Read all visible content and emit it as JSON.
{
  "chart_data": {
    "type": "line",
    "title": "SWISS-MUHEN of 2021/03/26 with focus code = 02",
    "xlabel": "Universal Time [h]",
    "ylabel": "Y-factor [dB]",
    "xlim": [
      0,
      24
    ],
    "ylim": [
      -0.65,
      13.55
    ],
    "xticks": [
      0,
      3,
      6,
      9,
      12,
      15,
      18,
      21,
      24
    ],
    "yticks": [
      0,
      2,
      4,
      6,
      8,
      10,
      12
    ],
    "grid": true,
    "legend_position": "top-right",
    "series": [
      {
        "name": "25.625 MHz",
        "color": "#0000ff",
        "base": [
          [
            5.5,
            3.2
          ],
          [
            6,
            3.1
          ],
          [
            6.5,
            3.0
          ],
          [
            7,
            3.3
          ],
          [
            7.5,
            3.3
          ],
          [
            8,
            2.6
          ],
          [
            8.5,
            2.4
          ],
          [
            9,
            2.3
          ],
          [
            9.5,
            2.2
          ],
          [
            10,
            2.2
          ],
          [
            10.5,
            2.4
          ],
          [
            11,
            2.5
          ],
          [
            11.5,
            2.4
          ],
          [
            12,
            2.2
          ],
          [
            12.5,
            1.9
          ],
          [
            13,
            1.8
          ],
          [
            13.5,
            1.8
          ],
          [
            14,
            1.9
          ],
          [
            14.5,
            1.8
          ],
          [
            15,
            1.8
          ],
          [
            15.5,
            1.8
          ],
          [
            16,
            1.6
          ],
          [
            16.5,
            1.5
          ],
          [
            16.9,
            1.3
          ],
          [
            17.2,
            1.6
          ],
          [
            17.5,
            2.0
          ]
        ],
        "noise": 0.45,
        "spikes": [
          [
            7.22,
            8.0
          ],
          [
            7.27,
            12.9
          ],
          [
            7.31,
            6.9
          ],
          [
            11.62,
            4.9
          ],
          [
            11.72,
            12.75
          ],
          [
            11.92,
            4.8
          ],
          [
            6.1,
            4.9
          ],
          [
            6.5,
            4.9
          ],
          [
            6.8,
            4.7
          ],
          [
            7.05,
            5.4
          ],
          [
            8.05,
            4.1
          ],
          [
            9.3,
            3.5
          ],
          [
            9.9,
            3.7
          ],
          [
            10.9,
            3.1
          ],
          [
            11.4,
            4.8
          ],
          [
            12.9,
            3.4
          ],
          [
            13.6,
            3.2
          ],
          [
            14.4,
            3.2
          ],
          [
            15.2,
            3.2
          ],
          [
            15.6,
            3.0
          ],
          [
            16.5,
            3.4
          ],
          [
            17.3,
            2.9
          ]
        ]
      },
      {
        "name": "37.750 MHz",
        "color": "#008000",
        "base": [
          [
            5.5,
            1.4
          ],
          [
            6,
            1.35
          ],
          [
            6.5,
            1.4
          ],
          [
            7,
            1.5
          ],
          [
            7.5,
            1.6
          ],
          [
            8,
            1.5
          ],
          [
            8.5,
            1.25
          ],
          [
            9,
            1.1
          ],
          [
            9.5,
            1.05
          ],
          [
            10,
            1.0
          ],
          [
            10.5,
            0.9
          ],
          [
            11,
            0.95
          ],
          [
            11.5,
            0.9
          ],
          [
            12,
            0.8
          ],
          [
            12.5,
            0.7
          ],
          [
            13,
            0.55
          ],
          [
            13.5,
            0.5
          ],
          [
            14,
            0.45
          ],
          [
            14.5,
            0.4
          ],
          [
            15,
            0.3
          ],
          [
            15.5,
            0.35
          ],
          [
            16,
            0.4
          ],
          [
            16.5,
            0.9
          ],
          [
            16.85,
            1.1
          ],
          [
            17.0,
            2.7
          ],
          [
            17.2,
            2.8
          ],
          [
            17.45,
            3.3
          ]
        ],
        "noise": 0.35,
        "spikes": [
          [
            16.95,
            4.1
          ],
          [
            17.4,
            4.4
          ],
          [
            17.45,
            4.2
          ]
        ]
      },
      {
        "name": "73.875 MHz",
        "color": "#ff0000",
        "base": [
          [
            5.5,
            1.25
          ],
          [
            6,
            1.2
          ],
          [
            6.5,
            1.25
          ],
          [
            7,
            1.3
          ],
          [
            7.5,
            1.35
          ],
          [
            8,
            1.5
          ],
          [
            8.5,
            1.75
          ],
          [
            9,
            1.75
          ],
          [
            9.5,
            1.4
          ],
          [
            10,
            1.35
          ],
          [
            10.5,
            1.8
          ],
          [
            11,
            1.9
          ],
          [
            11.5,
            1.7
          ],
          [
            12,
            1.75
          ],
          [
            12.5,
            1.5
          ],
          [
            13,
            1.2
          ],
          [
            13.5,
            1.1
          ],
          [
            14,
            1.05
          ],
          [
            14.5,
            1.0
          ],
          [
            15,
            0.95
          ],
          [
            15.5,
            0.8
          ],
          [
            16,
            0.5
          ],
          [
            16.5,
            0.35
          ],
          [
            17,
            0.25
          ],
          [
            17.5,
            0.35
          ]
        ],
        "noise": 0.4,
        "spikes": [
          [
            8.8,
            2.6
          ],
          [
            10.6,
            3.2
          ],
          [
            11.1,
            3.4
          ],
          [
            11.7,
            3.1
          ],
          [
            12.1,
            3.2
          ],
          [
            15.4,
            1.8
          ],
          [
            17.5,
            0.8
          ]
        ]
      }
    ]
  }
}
+-------+
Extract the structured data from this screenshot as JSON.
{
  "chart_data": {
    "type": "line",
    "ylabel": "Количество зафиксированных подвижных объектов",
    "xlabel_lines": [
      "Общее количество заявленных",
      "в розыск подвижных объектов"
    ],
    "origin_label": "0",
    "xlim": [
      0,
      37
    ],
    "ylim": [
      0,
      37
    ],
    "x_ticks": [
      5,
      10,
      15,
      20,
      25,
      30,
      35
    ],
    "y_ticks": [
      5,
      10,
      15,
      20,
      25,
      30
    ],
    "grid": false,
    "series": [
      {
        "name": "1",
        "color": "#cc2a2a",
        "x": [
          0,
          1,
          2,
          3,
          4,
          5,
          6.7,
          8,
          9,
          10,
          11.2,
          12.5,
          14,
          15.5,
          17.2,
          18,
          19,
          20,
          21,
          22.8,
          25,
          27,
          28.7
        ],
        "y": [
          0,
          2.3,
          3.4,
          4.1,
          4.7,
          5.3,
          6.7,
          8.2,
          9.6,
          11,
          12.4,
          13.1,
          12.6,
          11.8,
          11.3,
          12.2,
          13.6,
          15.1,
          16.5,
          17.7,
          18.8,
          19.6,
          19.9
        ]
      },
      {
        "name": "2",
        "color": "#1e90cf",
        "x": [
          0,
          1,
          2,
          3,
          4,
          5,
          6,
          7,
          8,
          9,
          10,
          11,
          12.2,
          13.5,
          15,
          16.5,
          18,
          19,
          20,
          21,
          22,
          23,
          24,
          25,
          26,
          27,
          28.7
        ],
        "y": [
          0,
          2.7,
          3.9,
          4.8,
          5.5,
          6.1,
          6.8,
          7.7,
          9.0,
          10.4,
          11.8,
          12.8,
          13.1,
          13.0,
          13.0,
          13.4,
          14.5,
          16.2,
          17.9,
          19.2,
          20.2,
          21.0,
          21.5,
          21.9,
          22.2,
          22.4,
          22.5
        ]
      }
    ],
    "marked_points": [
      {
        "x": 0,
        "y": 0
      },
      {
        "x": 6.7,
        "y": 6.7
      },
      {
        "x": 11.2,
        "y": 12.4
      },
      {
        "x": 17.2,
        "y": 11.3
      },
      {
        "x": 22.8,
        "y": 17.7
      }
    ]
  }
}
+-------+
§ **WORK REQUIRED**
From the entries above, collect every line with the string "color" in it.

§ **RESPONSE FOR THIS EXERCISE**
        "color": "#0000ff",
        "color": "#008000",
        "color": "#ff0000",
        "color": "#cc2a2a",
        "color": "#1e90cf",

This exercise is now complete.